## LISTED ENTRIES

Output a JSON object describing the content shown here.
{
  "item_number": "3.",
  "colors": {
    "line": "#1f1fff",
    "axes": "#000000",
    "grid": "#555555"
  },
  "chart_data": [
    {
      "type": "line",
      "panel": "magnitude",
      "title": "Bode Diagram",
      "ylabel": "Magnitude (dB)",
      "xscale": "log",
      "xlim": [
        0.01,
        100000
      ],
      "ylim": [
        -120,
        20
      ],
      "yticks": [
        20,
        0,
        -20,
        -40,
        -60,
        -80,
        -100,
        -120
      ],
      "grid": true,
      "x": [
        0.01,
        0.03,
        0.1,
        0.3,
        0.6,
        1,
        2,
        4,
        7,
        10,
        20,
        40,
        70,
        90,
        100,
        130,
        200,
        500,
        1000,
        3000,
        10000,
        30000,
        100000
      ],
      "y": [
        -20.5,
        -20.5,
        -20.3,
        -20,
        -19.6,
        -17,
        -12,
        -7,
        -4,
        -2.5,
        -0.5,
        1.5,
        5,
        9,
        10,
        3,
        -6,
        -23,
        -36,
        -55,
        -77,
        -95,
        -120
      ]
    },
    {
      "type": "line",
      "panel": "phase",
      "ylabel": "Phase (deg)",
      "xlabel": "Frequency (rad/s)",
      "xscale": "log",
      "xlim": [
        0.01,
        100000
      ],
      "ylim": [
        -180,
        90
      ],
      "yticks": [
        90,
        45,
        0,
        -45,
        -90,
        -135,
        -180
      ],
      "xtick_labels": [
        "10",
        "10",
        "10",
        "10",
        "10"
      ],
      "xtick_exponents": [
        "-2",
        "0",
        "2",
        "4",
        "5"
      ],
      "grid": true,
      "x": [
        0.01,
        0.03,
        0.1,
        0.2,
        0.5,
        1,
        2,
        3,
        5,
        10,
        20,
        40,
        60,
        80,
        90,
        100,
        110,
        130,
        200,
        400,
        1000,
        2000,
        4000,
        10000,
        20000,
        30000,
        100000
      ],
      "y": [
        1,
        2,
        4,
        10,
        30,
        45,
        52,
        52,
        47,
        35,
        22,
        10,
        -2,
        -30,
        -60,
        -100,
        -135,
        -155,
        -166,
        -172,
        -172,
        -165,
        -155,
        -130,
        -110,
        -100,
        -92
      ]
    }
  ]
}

## REQUIREMENT
Look back over the material above and state how many lines hold the word "ylabel". Write the number and nothing else.

## TASK RESPONSE
2